Find all lines in the records that include the word "quisque", and copy them out.

----

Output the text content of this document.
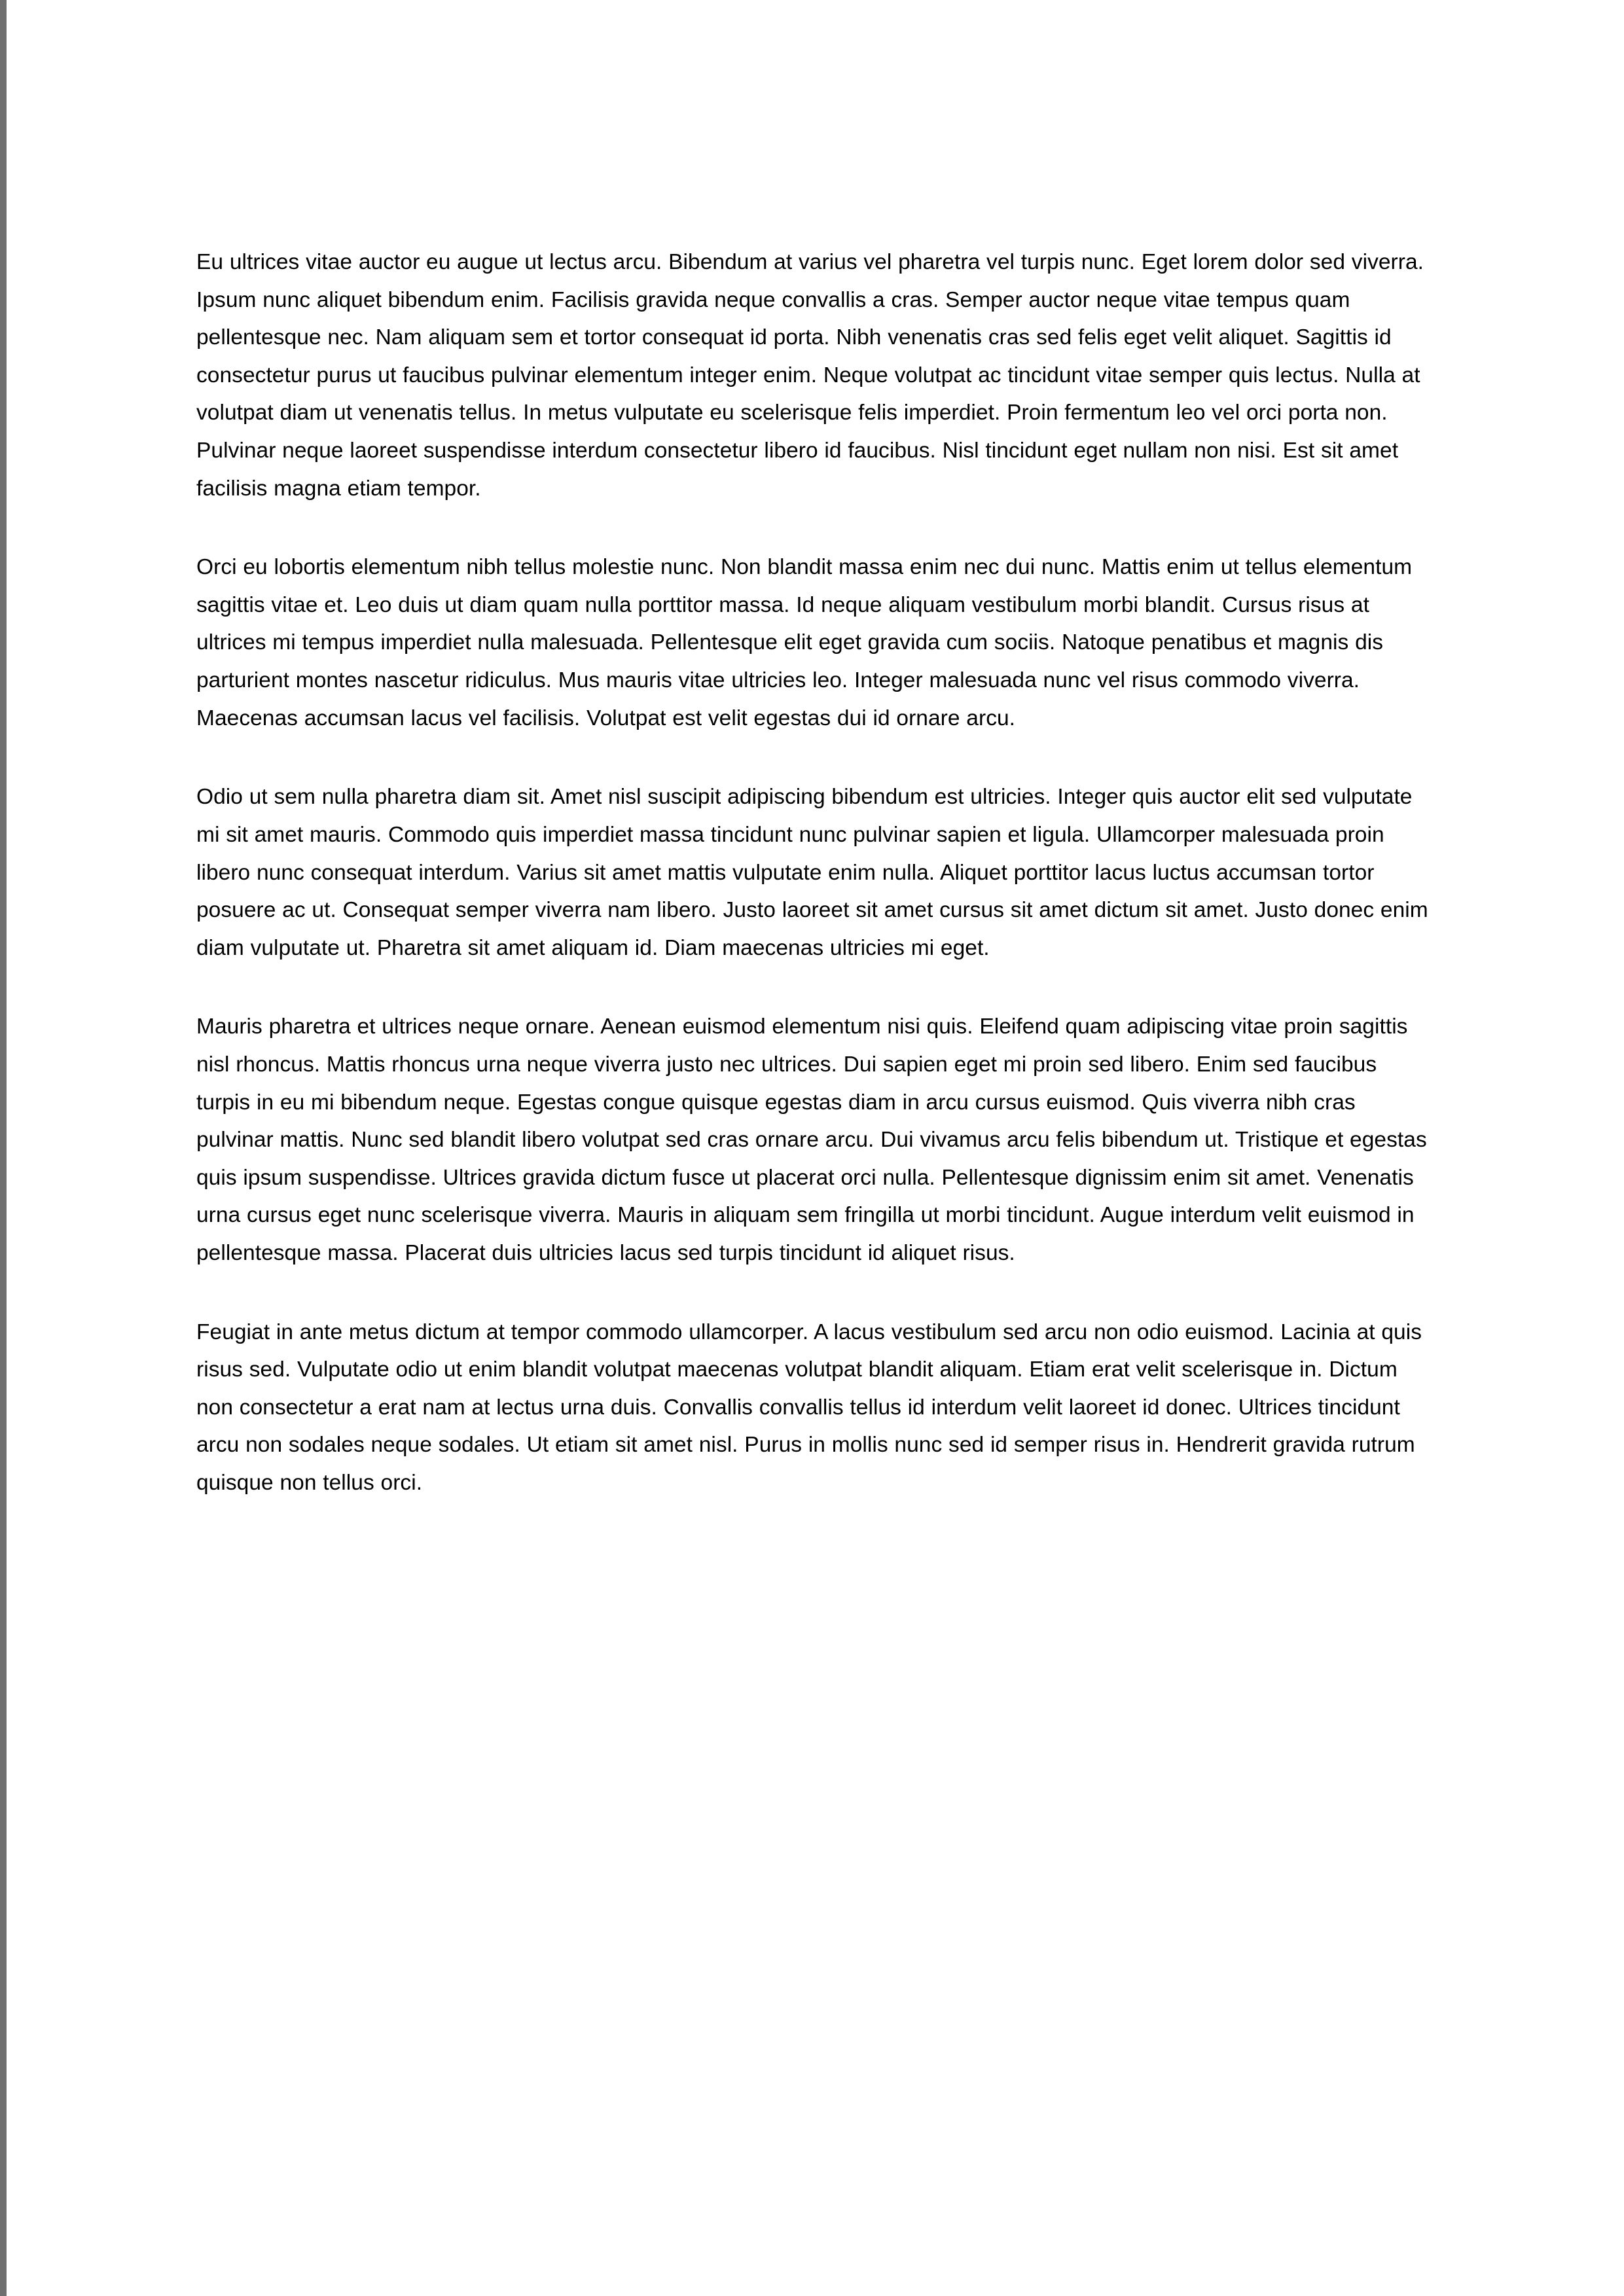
Eu ultrices vitae auctor eu augue ut lectus arcu. Bibendum at varius vel pharetra vel turpis nunc. Eget lorem dolor sed viverra. Ipsum nunc aliquet bibendum enim. Facilisis gravida neque convallis a cras. Semper auctor neque vitae tempus quam pellentesque nec. Nam aliquam sem et tortor consequat id porta. Nibh venenatis cras sed felis eget velit aliquet. Sagittis id consectetur purus ut faucibus pulvinar elementum integer enim. Neque volutpat ac tincidunt vitae semper quis lectus. Nulla at volutpat diam ut venenatis tellus. In metus vulputate eu scelerisque felis imperdiet. Proin fermentum leo vel orci porta non. Pulvinar neque laoreet suspendisse interdum consectetur libero id faucibus. Nisl tincidunt eget nullam non nisi. Est sit amet facilisis magna etiam tempor.

Orci eu lobortis elementum nibh tellus molestie nunc. Non blandit massa enim nec dui nunc. Mattis enim ut tellus elementum sagittis vitae et. Leo duis ut diam quam nulla porttitor massa. Id neque aliquam vestibulum morbi blandit. Cursus risus at ultrices mi tempus imperdiet nulla malesuada. Pellentesque elit eget gravida cum sociis. Natoque penatibus et magnis dis parturient montes nascetur ridiculus. Mus mauris vitae ultricies leo. Integer malesuada nunc vel risus commodo viverra. Maecenas accumsan lacus vel facilisis. Volutpat est velit egestas dui id ornare arcu.

Odio ut sem nulla pharetra diam sit. Amet nisl suscipit adipiscing bibendum est ultricies. Integer quis auctor elit sed vulputate mi sit amet mauris. Commodo quis imperdiet massa tincidunt nunc pulvinar sapien et ligula. Ullamcorper malesuada proin libero nunc consequat interdum. Varius sit amet mattis vulputate enim nulla. Aliquet porttitor lacus luctus accumsan tortor posuere ac ut. Consequat semper viverra nam libero. Justo laoreet sit amet cursus sit amet dictum sit amet. Justo donec enim diam vulputate ut. Pharetra sit amet aliquam id. Diam maecenas ultricies mi eget.

Mauris pharetra et ultrices neque ornare. Aenean euismod elementum nisi quis. Eleifend quam adipiscing vitae proin sagittis nisl rhoncus. Mattis rhoncus urna neque viverra justo nec ultrices. Dui sapien eget mi proin sed libero. Enim sed faucibus turpis in eu mi bibendum neque. Egestas congue quisque egestas diam in arcu cursus euismod. Quis viverra nibh cras pulvinar mattis. Nunc sed blandit libero volutpat sed cras ornare arcu. Dui vivamus arcu felis bibendum ut. Tristique et egestas quis ipsum suspendisse. Ultrices gravida dictum fusce ut placerat orci nulla. Pellentesque dignissim enim sit amet. Venenatis urna cursus eget nunc scelerisque viverra. Mauris in aliquam sem fringilla ut morbi tincidunt. Augue interdum velit euismod in pellentesque massa. Placerat duis ultricies lacus sed turpis tincidunt id aliquet risus.

Feugiat in ante metus dictum at tempor commodo ullamcorper. A lacus vestibulum sed arcu non odio euismod. Lacinia at quis risus sed. Vulputate odio ut enim blandit volutpat maecenas volutpat blandit aliquam. Etiam erat velit scelerisque in. Dictum non consectetur a erat nam at lectus urna duis. Convallis convallis tellus id interdum velit laoreet id donec. Ultrices tincidunt arcu non sodales neque sodales. Ut etiam sit amet nisl. Purus in mollis nunc sed id semper risus in. Hendrerit gravida rutrum quisque non tellus orci.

----

→ **Task result**:
Mauris pharetra et ultrices neque ornare. Aenean euismod elementum nisi quis. Eleifend quam adipiscing vitae proin sagittis nisl rhoncus. Mattis rhoncus urna neque viverra justo nec ultrices. Dui sapien eget mi proin sed libero. Enim sed faucibus turpis in eu mi bibendum neque. Egestas congue quisque egestas diam in arcu cursus euismod. Quis viverra nibh cras pulvinar mattis. Nunc sed blandit libero volutpat sed cras ornare arcu. Dui vivamus arcu felis bibendum ut. Tristique et egestas quis ipsum suspendisse. Ultrices gravida dictum fusce ut placerat orci nulla. Pellentesque dignissim enim sit amet. Venenatis urna cursus eget nunc scelerisque viverra. Mauris in aliquam sem fringilla ut morbi tincidunt. Augue interdum velit euismod in pellentesque massa. Placerat duis ultricies lacus sed turpis tincidunt id aliquet risus.
Feugiat in ante metus dictum at tempor commodo ullamcorper. A lacus vestibulum sed arcu non odio euismod. Lacinia at quis risus sed. Vulputate odio ut enim blandit volutpat maecenas volutpat blandit aliquam. Etiam erat velit scelerisque in. Dictum non consectetur a erat nam at lectus urna duis. Convallis convallis tellus id interdum velit laoreet id donec. Ultrices tincidunt arcu non sodales neque sodales. Ut etiam sit amet nisl. Purus in mollis nunc sed id semper risus in. Hendrerit gravida rutrum quisque non tellus orci.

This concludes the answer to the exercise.